■ **Do this**:
Every record below should be printed exactly as given.

───── Listed records

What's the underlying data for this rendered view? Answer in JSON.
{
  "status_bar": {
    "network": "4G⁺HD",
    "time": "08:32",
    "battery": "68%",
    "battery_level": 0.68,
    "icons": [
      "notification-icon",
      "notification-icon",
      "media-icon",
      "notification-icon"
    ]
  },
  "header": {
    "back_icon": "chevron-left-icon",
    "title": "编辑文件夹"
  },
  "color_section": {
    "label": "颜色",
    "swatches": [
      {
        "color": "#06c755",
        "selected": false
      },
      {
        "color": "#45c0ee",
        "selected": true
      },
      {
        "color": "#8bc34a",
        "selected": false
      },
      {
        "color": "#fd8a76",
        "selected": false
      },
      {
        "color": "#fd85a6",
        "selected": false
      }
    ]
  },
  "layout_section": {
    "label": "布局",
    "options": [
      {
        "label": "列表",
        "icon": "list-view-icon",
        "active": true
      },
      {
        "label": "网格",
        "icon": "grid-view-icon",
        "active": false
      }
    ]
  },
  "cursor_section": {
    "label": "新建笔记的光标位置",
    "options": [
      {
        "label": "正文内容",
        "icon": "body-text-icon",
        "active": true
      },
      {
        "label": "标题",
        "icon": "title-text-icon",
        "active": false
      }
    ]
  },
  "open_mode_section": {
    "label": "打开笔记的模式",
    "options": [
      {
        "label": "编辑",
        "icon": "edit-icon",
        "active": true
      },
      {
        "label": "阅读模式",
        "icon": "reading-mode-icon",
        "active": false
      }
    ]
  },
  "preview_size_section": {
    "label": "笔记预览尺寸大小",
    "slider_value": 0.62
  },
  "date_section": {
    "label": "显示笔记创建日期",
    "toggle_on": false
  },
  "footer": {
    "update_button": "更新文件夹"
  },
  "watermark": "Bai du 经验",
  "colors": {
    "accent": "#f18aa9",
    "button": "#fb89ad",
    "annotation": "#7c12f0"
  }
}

──────────

■ **Completed exercise**:
What's the underlying data for this rendered view? Answer in JSON.
{
  "status_bar": {
    "network": "4G⁺HD",
    "time": "08:32",
    "battery": "68%",
    "battery_level": 0.68,
    "icons": [
      "notification-icon",
      "notification-icon",
      "media-icon",
      "notification-icon"
    ]
  },
  "header": {
    "back_icon": "chevron-left-icon",
    "title": "编辑文件夹"
  },
  "color_section": {
    "label": "颜色",
    "swatches": [
      {
        "color": "#06c755",
        "selected": false
      },
      {
        "color": "#45c0ee",
        "selected": true
      },
      {
        "color": "#8bc34a",
        "selected": false
      },
      {
        "color": "#fd8a76",
        "selected": false
      },
      {
        "color": "#fd85a6",
        "selected": false
      }
    ]
  },
  "layout_section": {
    "label": "布局",
    "options": [
      {
        "label": "列表",
        "icon": "list-view-icon",
        "active": true
      },
      {
        "label": "网格",
        "icon": "grid-view-icon",
        "active": false
      }
    ]
  },
  "cursor_section": {
    "label": "新建笔记的光标位置",
    "options": [
      {
        "label": "正文内容",
        "icon": "body-text-icon",
        "active": true
      },
      {
        "label": "标题",
        "icon": "title-text-icon",
        "active": false
      }
    ]
  },
  "open_mode_section": {
    "label": "打开笔记的模式",
    "options": [
      {
        "label": "编辑",
        "icon": "edit-icon",
        "active": true
      },
      {
        "label": "阅读模式",
        "icon": "reading-mode-icon",
        "active": false
      }
    ]
  },
  "preview_size_section": {
    "label": "笔记预览尺寸大小",
    "slider_value": 0.62
  },
  "date_section": {
    "label": "显示笔记创建日期",
    "toggle_on": false
  },
  "footer": {
    "update_button": "更新文件夹"
  },
  "watermark": "Bai du 经验",
  "colors": {
    "accent": "#f18aa9",
    "button": "#fb89ad",
    "annotation": "#7c12f0"
  }
}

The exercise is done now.